- **AIM OF THE EXERCISE**
Copy out each line of the material below that holds the string "image".

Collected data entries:
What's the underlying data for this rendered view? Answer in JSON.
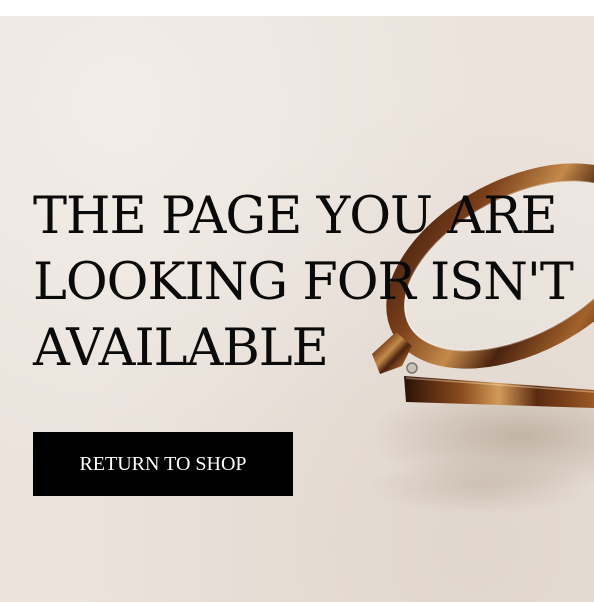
{
  "hero": {
    "headline_line1": "THE PAGE YOU ARE",
    "headline_line2": "LOOKING FOR ISN'T",
    "headline_line3": "AVAILABLE",
    "button_label": "RETURN TO SHOP",
    "background_color": "#ebe3dc",
    "button_color": "#000000",
    "image_subject": "tortoiseshell-glasses-image"
  }
}
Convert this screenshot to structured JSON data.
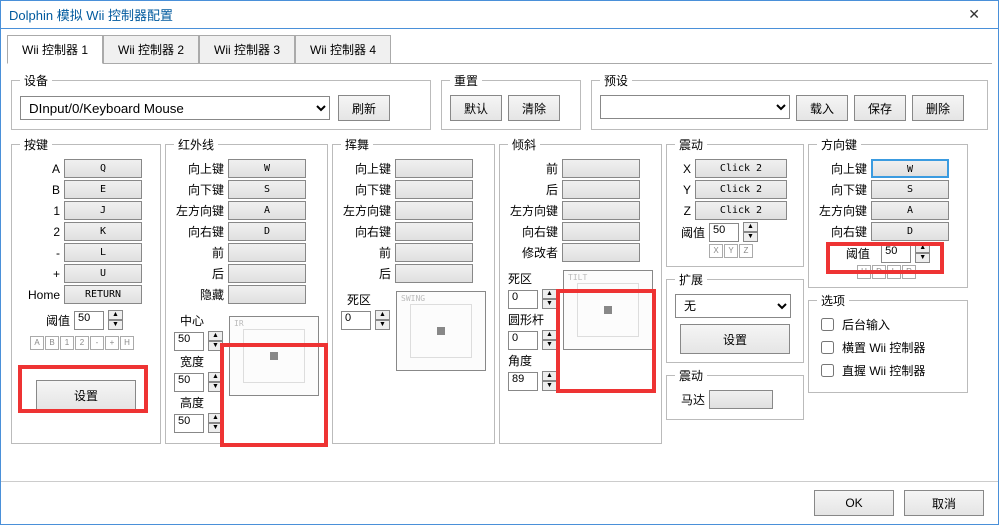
{
  "window_title": "Dolphin 模拟 Wii 控制器配置",
  "tabs": [
    "Wii 控制器 1",
    "Wii 控制器 2",
    "Wii 控制器 3",
    "Wii 控制器 4"
  ],
  "device": {
    "legend": "设备",
    "value": "DInput/0/Keyboard Mouse",
    "refresh": "刷新"
  },
  "reset": {
    "legend": "重置",
    "default_btn": "默认",
    "clear_btn": "清除"
  },
  "preset": {
    "legend": "预设",
    "value": "",
    "load_btn": "载入",
    "save_btn": "保存",
    "delete_btn": "删除"
  },
  "buttons": {
    "legend": "按键",
    "rows": [
      {
        "label": "A",
        "value": "Q"
      },
      {
        "label": "B",
        "value": "E"
      },
      {
        "label": "1",
        "value": "J"
      },
      {
        "label": "2",
        "value": "K"
      },
      {
        "label": "-",
        "value": "L"
      },
      {
        "label": "+",
        "value": "U"
      },
      {
        "label": "Home",
        "value": "RETURN"
      }
    ],
    "threshold_label": "阈值",
    "threshold_value": "50",
    "tiny": [
      "A",
      "B",
      "1",
      "2",
      "-",
      "+",
      "H"
    ],
    "settings_btn": "设置"
  },
  "ir": {
    "legend": "红外线",
    "rows": [
      {
        "label": "向上键",
        "value": "W"
      },
      {
        "label": "向下键",
        "value": "S"
      },
      {
        "label": "左方向键",
        "value": "A"
      },
      {
        "label": "向右键",
        "value": "D"
      },
      {
        "label": "前",
        "value": ""
      },
      {
        "label": "后",
        "value": ""
      },
      {
        "label": "隐藏",
        "value": ""
      }
    ],
    "center_label": "中心",
    "center_value": "50",
    "width_label": "宽度",
    "width_value": "50",
    "height_label": "高度",
    "height_value": "50",
    "pad_label": "IR"
  },
  "swing": {
    "legend": "挥舞",
    "rows": [
      {
        "label": "向上键",
        "value": ""
      },
      {
        "label": "向下键",
        "value": ""
      },
      {
        "label": "左方向键",
        "value": ""
      },
      {
        "label": "向右键",
        "value": ""
      },
      {
        "label": "前",
        "value": ""
      },
      {
        "label": "后",
        "value": ""
      }
    ],
    "deadzone_label": "死区",
    "deadzone_value": "0",
    "pad_label": "SWING"
  },
  "tilt": {
    "legend": "倾斜",
    "rows": [
      {
        "label": "前",
        "value": ""
      },
      {
        "label": "后",
        "value": ""
      },
      {
        "label": "左方向键",
        "value": ""
      },
      {
        "label": "向右键",
        "value": ""
      },
      {
        "label": "修改者",
        "value": ""
      }
    ],
    "deadzone_label": "死区",
    "deadzone_value": "0",
    "circle_label": "圆形杆",
    "circle_value": "0",
    "angle_label": "角度",
    "angle_value": "89",
    "pad_label": "TILT"
  },
  "rumble": {
    "legend": "震动",
    "rows": [
      {
        "label": "X",
        "value": "Click 2"
      },
      {
        "label": "Y",
        "value": "Click 2"
      },
      {
        "label": "Z",
        "value": "Click 2"
      }
    ],
    "threshold_label": "阈值",
    "threshold_value": "50",
    "tiny": [
      "X",
      "Y",
      "Z"
    ]
  },
  "extension": {
    "legend": "扩展",
    "value": "无",
    "settings_btn": "设置"
  },
  "motor": {
    "legend": "震动",
    "label": "马达",
    "value": ""
  },
  "dpad": {
    "legend": "方向键",
    "rows": [
      {
        "label": "向上键",
        "value": "W",
        "hl": true
      },
      {
        "label": "向下键",
        "value": "S"
      },
      {
        "label": "左方向键",
        "value": "A"
      },
      {
        "label": "向右键",
        "value": "D"
      }
    ],
    "threshold_label": "阈值",
    "threshold_value": "50",
    "tiny": [
      "U",
      "D",
      "L",
      "R"
    ]
  },
  "options": {
    "legend": "选项",
    "items": [
      "后台输入",
      "横置 Wii 控制器",
      "直握 Wii 控制器"
    ]
  },
  "footer": {
    "ok": "OK",
    "cancel": "取消"
  }
}
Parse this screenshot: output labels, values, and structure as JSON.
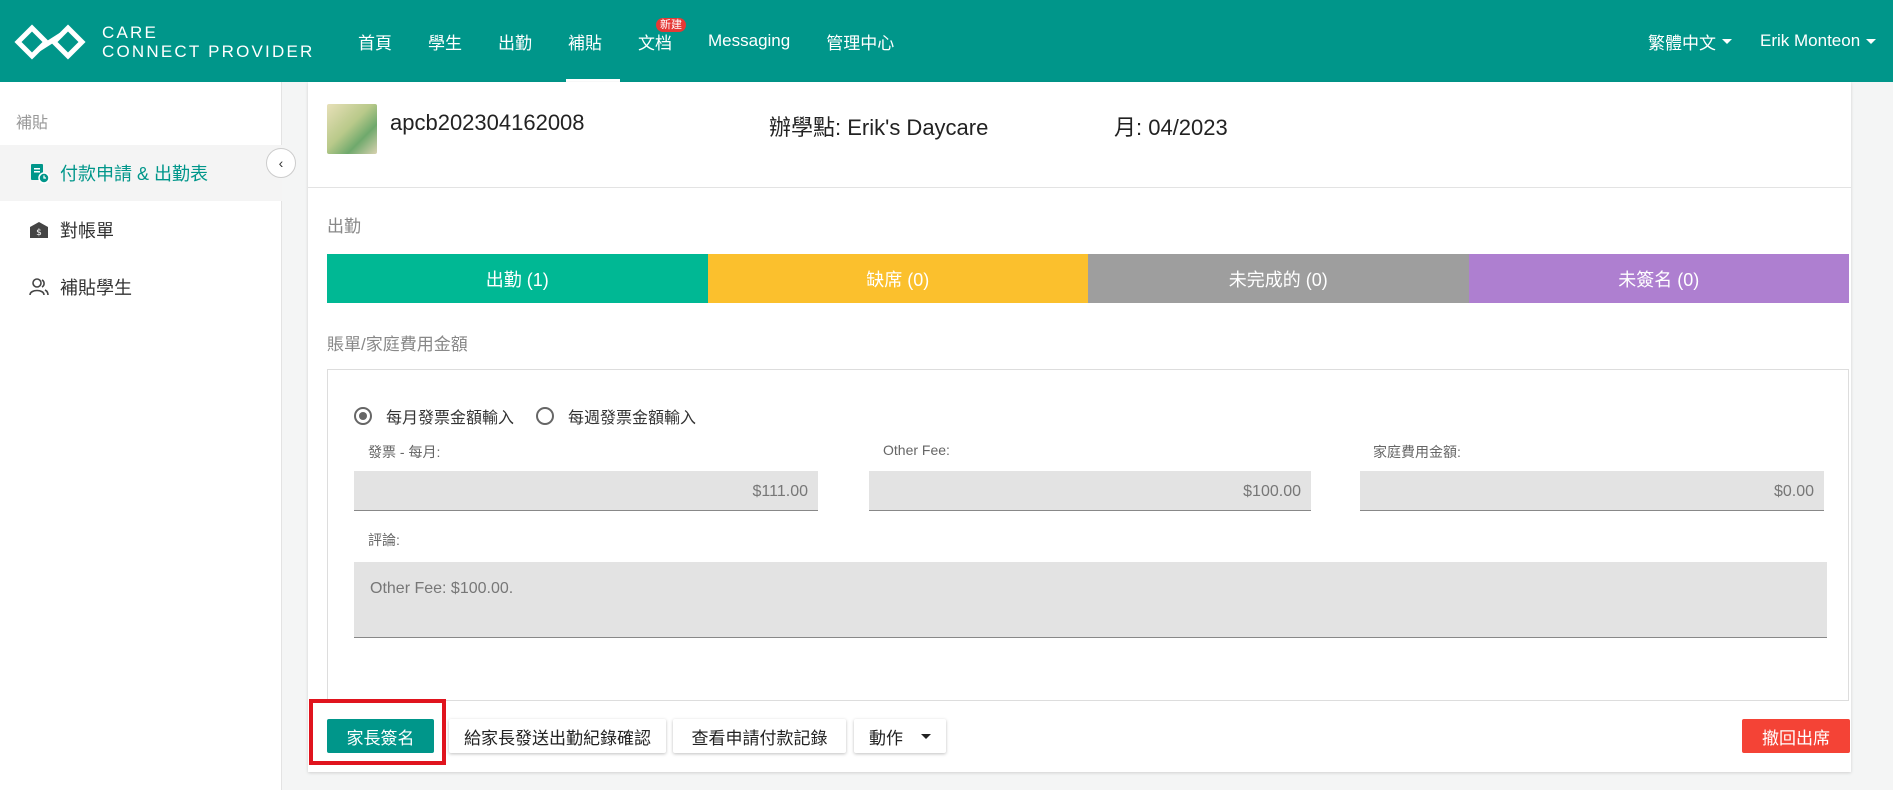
{
  "header": {
    "logo_line1": "CARE",
    "logo_line2": "CONNECT PROVIDER",
    "nav": [
      {
        "label": "首頁"
      },
      {
        "label": "學生"
      },
      {
        "label": "出勤"
      },
      {
        "label": "補貼",
        "active": true
      },
      {
        "label": "文档",
        "badge": "新建"
      },
      {
        "label": "Messaging"
      },
      {
        "label": "管理中心"
      }
    ],
    "language": "繁體中文",
    "user": "Erik Monteon",
    "brand_color": "#00968a"
  },
  "sidebar": {
    "heading": "補貼",
    "items": [
      {
        "label": "付款申請 & 出勤表",
        "icon": "clipboard-clock-icon",
        "active": true
      },
      {
        "label": "對帳單",
        "icon": "dollar-building-icon"
      },
      {
        "label": "補貼學生",
        "icon": "users-icon"
      }
    ],
    "collapse_icon": "chevron-left-icon"
  },
  "record": {
    "case_id": "apcb202304162008",
    "site": "辦學點: Erik's Daycare",
    "month": "月: 04/2023"
  },
  "attendance": {
    "label": "出勤",
    "segments": [
      {
        "label": "出勤 (1)",
        "color": "#00b894"
      },
      {
        "label": "缺席 (0)",
        "color": "#fbc02d"
      },
      {
        "label": "未完成的 (0)",
        "color": "#9e9e9e"
      },
      {
        "label": "未簽名 (0)",
        "color": "#ae7fd0"
      }
    ]
  },
  "fees": {
    "label": "賬單/家庭費用金額",
    "radio_monthly": "每月發票金額輸入",
    "radio_weekly": "每週發票金額輸入",
    "selected": "monthly",
    "invoice_label": "發票 - 每月:",
    "invoice_value": "$111.00",
    "other_fee_label": "Other Fee:",
    "other_fee_value": "$100.00",
    "family_fee_label": "家庭費用金額:",
    "family_fee_value": "$0.00",
    "comment_label": "評論:",
    "comment_value": "Other Fee: $100.00."
  },
  "actions": {
    "parent_sign": "家長簽名",
    "send_confirm": "給家長發送出勤紀錄確認",
    "view_history": "查看申請付款記錄",
    "action_menu": "動作",
    "withdraw": "撤回出席",
    "danger_color": "#f44336",
    "highlight_color": "#e0141e"
  }
}
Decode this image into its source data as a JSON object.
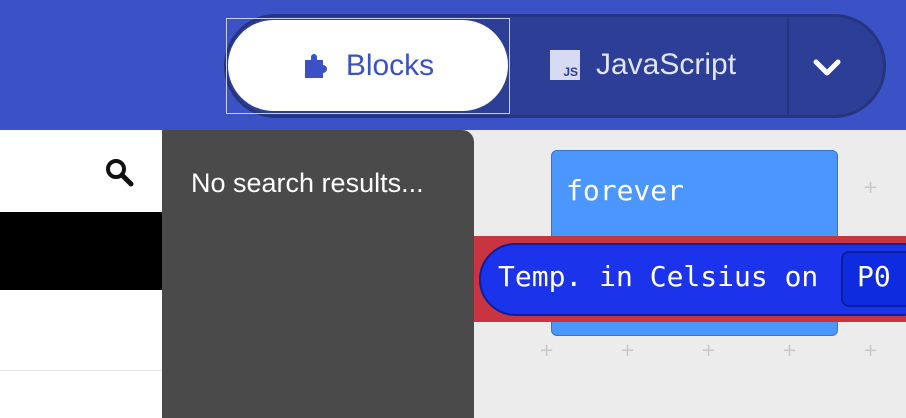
{
  "header": {
    "tabs": [
      {
        "label": "Blocks",
        "icon": "puzzle-icon",
        "active": true
      },
      {
        "label": "JavaScript",
        "icon": "js-file-icon",
        "badge_text": "JS",
        "active": false
      }
    ],
    "menu_icon": "chevron-down-icon"
  },
  "toolbox": {
    "search_icon": "search-icon",
    "flyout_message": "No search results..."
  },
  "workspace": {
    "forever_block": "forever",
    "temp_block": "Temp. in Celsius on",
    "pin_value": "P0"
  },
  "colors": {
    "topbar": "#3b52c7",
    "forever": "#4c97ff",
    "temp_block": "#1b33ea",
    "error_highlight": "#c8343f",
    "flyout": "#4b4a4a"
  }
}
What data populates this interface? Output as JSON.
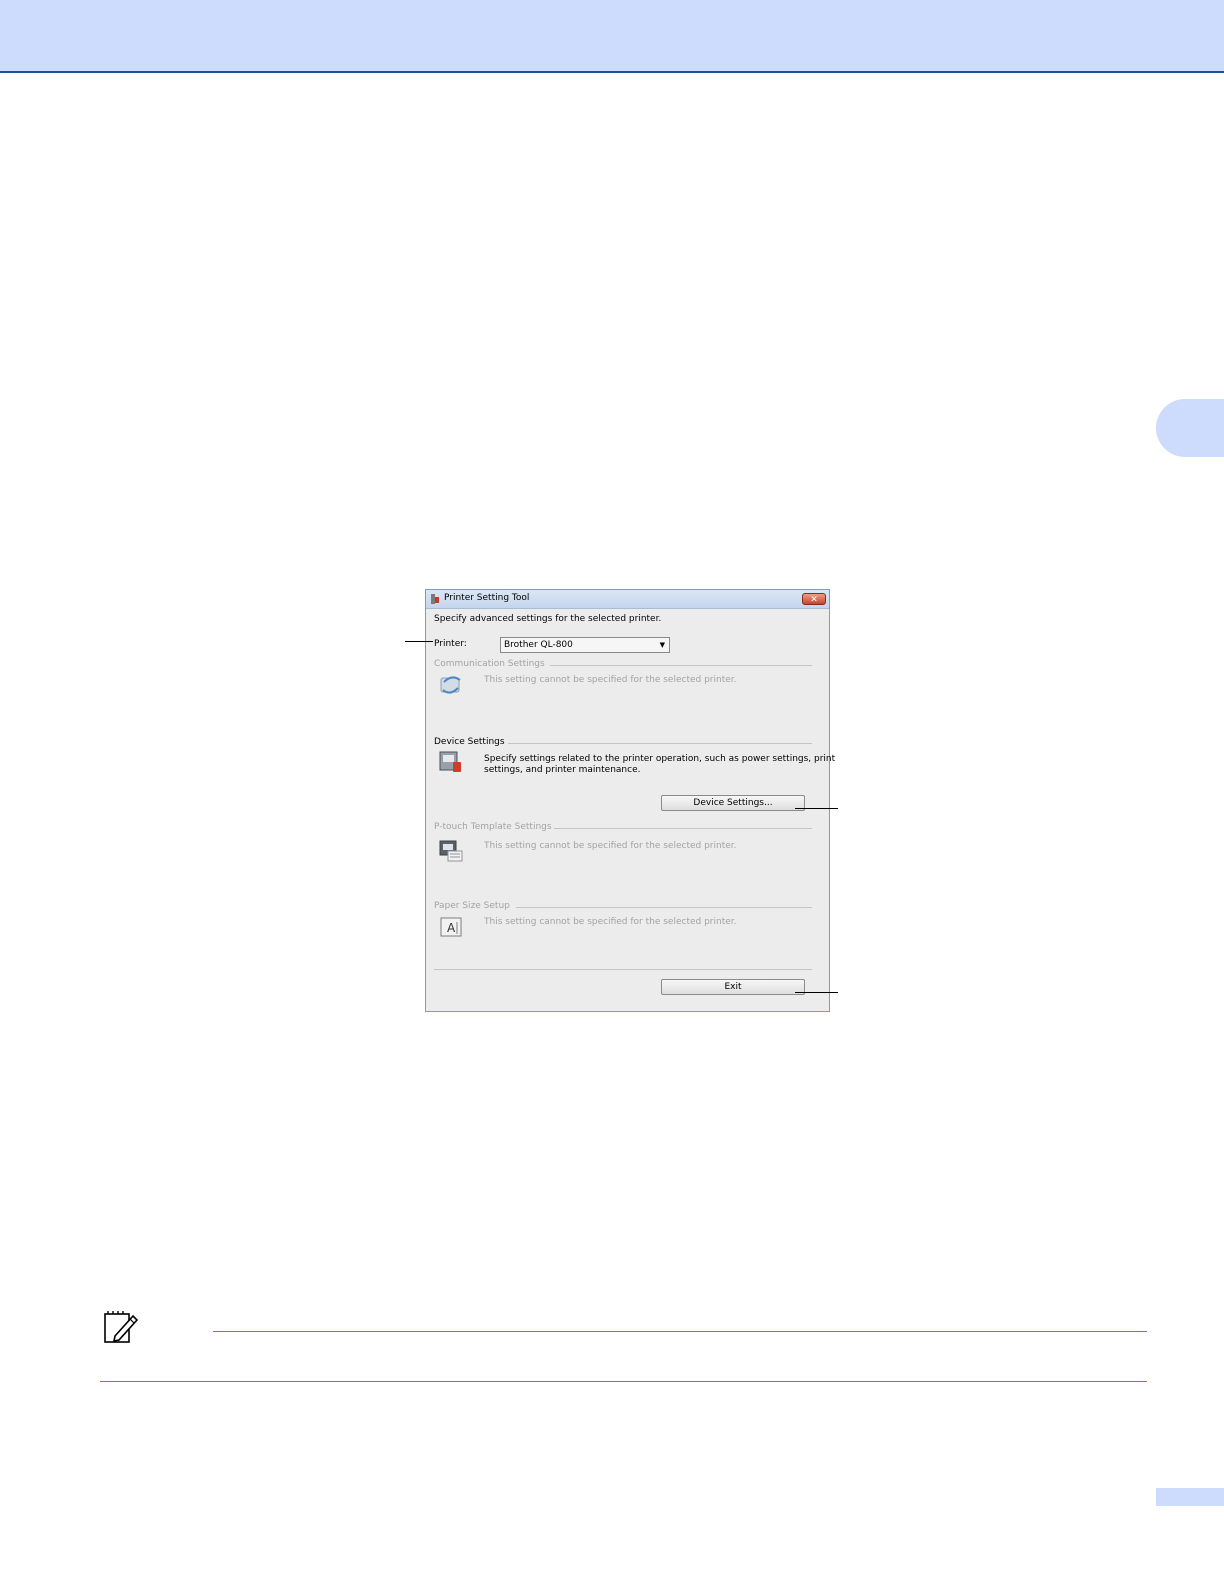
{
  "dialog": {
    "title": "Printer Setting Tool",
    "close_label": "✕",
    "instruction": "Specify advanced settings for the selected printer.",
    "printer_label": "Printer:",
    "printer_value": "Brother QL-800",
    "sections": {
      "communication": {
        "heading": "Communication Settings",
        "description": "This setting cannot be specified for the selected printer.",
        "icon": "communication-settings-icon"
      },
      "device": {
        "heading": "Device Settings",
        "description_line1": "Specify settings related to the printer operation, such as power settings, print",
        "description_line2": "settings, and printer maintenance.",
        "button_label": "Device Settings...",
        "icon": "device-settings-icon"
      },
      "ptouch": {
        "heading": "P-touch Template Settings",
        "description": "This setting cannot be specified for the selected printer.",
        "icon": "ptouch-template-icon"
      },
      "paper": {
        "heading": "Paper Size Setup",
        "description": "This setting cannot be specified for the selected printer.",
        "icon": "paper-size-icon"
      }
    },
    "exit_label": "Exit"
  },
  "colors": {
    "header_band": "#cddcfd",
    "header_rule": "#1f4fa0",
    "note_rule": "#5b7fcf"
  }
}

- **COMPLETE OUTPUT**
    "image_subject": "tortoiseshell-glasses-image"
Decode this image into its source data as a JSON object.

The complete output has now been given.